→ **GIVEN EXERCISE**
For this exercise, repeat all of the material verbatim apart from its images.

→ **EXTRACTED MATERIAL**
* Begin *
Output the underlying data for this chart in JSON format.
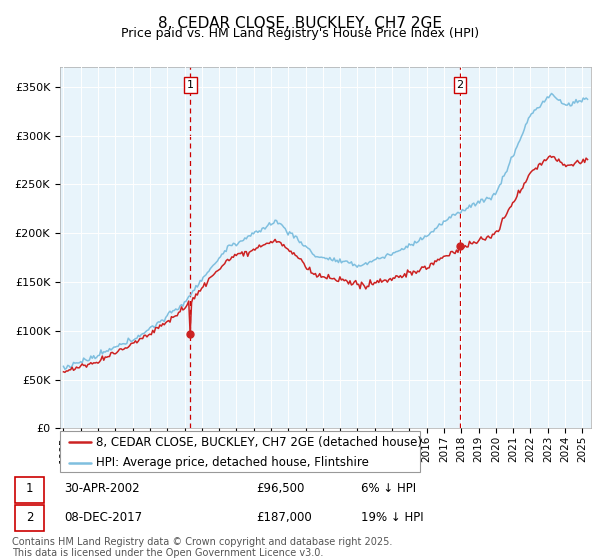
{
  "title": "8, CEDAR CLOSE, BUCKLEY, CH7 2GE",
  "subtitle": "Price paid vs. HM Land Registry's House Price Index (HPI)",
  "ylim": [
    0,
    370000
  ],
  "xlim_start": 1994.8,
  "xlim_end": 2025.5,
  "sale1_date": 2002.33,
  "sale1_price": 96500,
  "sale1_label": "1",
  "sale2_date": 2017.92,
  "sale2_price": 187000,
  "sale2_label": "2",
  "legend_entry1": "8, CEDAR CLOSE, BUCKLEY, CH7 2GE (detached house)",
  "legend_entry2": "HPI: Average price, detached house, Flintshire",
  "table_row1": [
    "1",
    "30-APR-2002",
    "£96,500",
    "6% ↓ HPI"
  ],
  "table_row2": [
    "2",
    "08-DEC-2017",
    "£187,000",
    "19% ↓ HPI"
  ],
  "footnote": "Contains HM Land Registry data © Crown copyright and database right 2025.\nThis data is licensed under the Open Government Licence v3.0.",
  "hpi_color": "#7fbfdf",
  "price_color": "#cc2222",
  "vline_color": "#cc0000",
  "bg_color": "#ffffff",
  "chart_bg": "#e8f4fb",
  "grid_color": "#ffffff",
  "title_fontsize": 11,
  "subtitle_fontsize": 9,
  "tick_fontsize": 8,
  "legend_fontsize": 8.5,
  "table_fontsize": 8.5,
  "footnote_fontsize": 7
}
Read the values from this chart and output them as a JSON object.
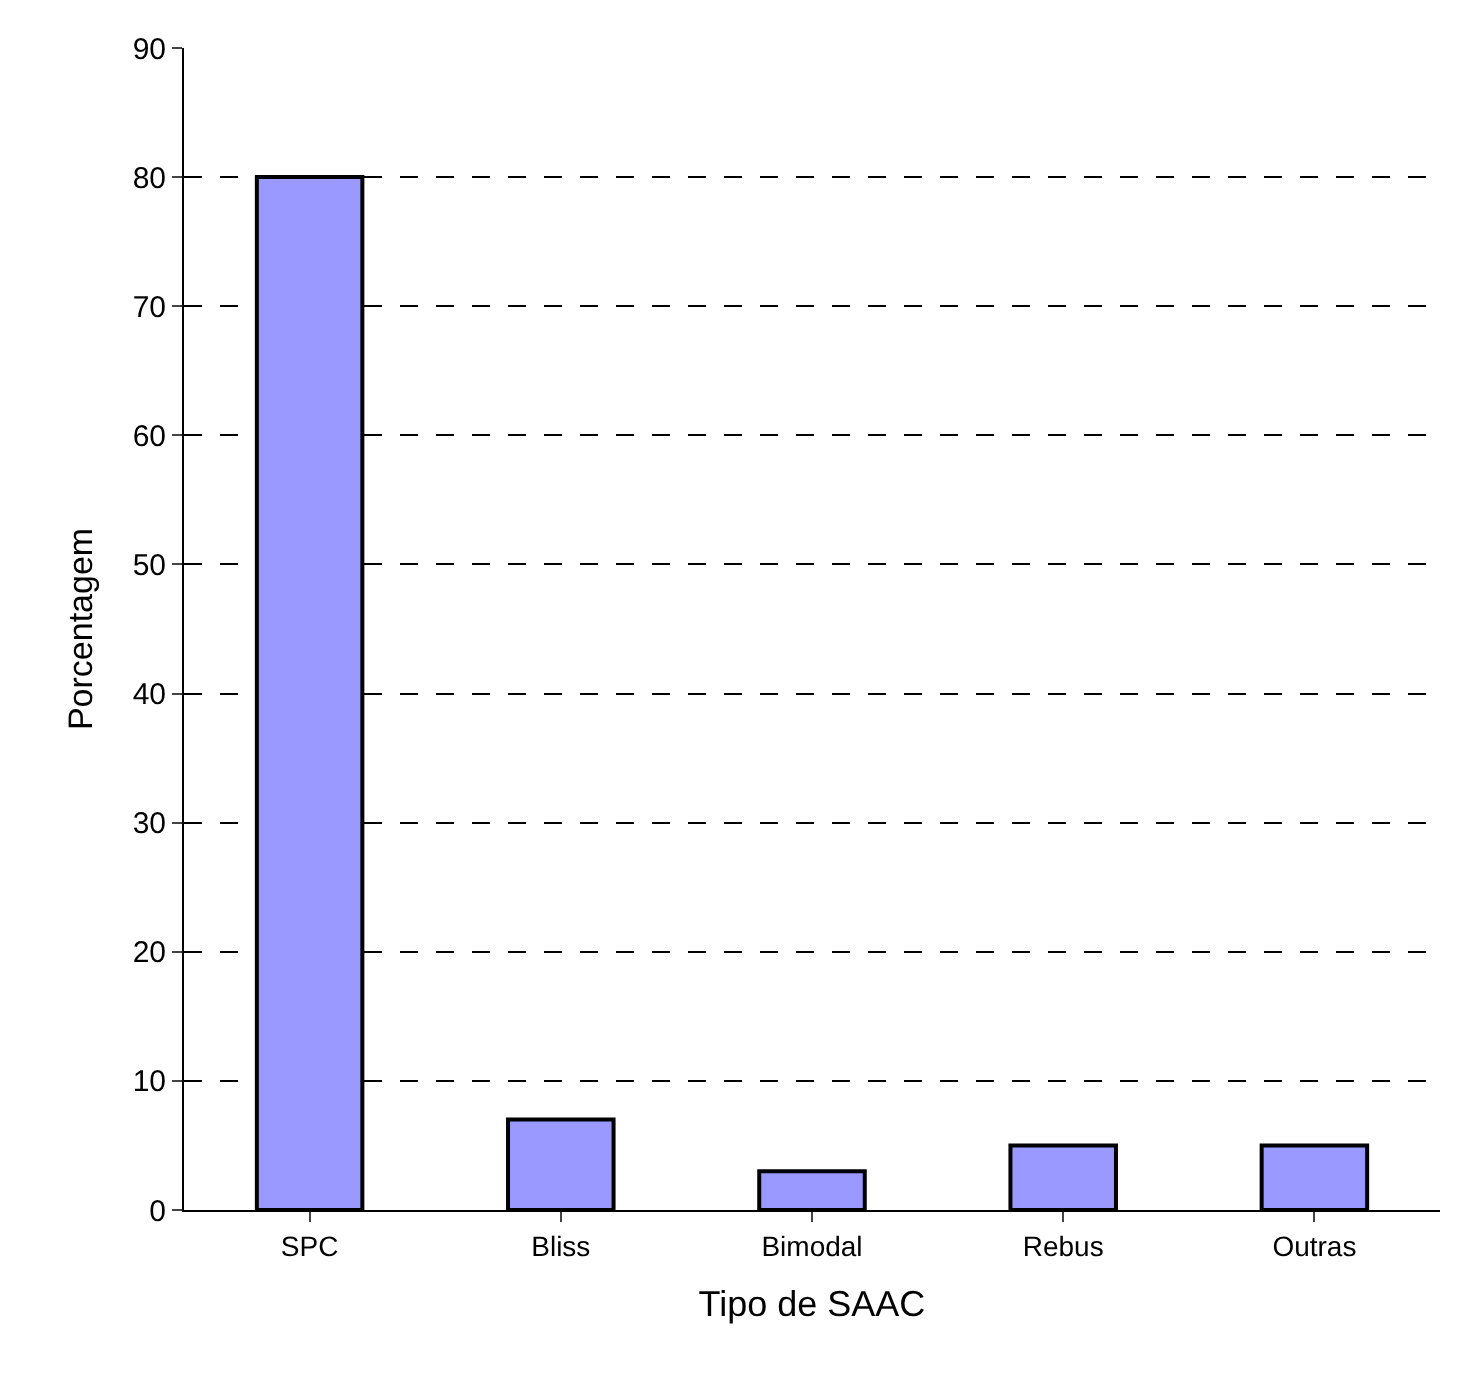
{
  "chart_data": {
    "type": "bar",
    "xlabel": "Tipo de SAAC",
    "ylabel": "Porcentagem",
    "categories": [
      "SPC",
      "Bliss",
      "Bimodal",
      "Rebus",
      "Outras"
    ],
    "values": [
      80,
      7,
      3,
      5,
      5
    ],
    "color": "#9999ff",
    "ylim": [
      0,
      90
    ],
    "yticks": [
      0,
      10,
      20,
      30,
      40,
      50,
      60,
      70,
      80,
      90
    ],
    "grid": "y",
    "line_style": "dashed"
  }
}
* End *
→ **EXERCISE ANSWER**
Output the underlying data for this chart in JSON format.
{
  "title": "8, CEDAR CLOSE, BUCKLEY, CH7 2GE",
  "subtitle": "Price paid vs. HM Land Registry's House Price Index (HPI)",
  "ylim": [
    0,
    370000
  ],
  "xlim_start": 1994.8,
  "xlim_end": 2025.5,
  "sale1_date": 2002.33,
  "sale1_price": 96500,
  "sale1_label": "1",
  "sale2_date": 2017.92,
  "sale2_price": 187000,
  "sale2_label": "2",
  "legend_entry1": "8, CEDAR CLOSE, BUCKLEY, CH7 2GE (detached house)",
  "legend_entry2": "HPI: Average price, detached house, Flintshire",
  "table_row1": [
    "1",
    "30-APR-2002",
    "£96,500",
    "6% ↓ HPI"
  ],
  "table_row2": [
    "2",
    "08-DEC-2017",
    "£187,000",
    "19% ↓ HPI"
  ],
  "footnote": "Contains HM Land Registry data © Crown copyright and database right 2025.\nThis data is licensed under the Open Government Licence v3.0.",
  "hpi_color": "#7fbfdf",
  "price_color": "#cc2222",
  "vline_color": "#cc0000",
  "bg_color": "#ffffff",
  "chart_bg": "#e8f4fb",
  "grid_color": "#ffffff",
  "title_fontsize": 11,
  "subtitle_fontsize": 9,
  "tick_fontsize": 8,
  "legend_fontsize": 8.5,
  "table_fontsize": 8.5,
  "footnote_fontsize": 7
}
Read the values from this chart and output them as a JSON object.
{
  "chart_data": {
    "type": "bar",
    "xlabel": "Tipo de SAAC",
    "ylabel": "Porcentagem",
    "categories": [
      "SPC",
      "Bliss",
      "Bimodal",
      "Rebus",
      "Outras"
    ],
    "values": [
      80,
      7,
      3,
      5,
      5
    ],
    "color": "#9999ff",
    "ylim": [
      0,
      90
    ],
    "yticks": [
      0,
      10,
      20,
      30,
      40,
      50,
      60,
      70,
      80,
      90
    ],
    "grid": "y",
    "line_style": "dashed"
  }
}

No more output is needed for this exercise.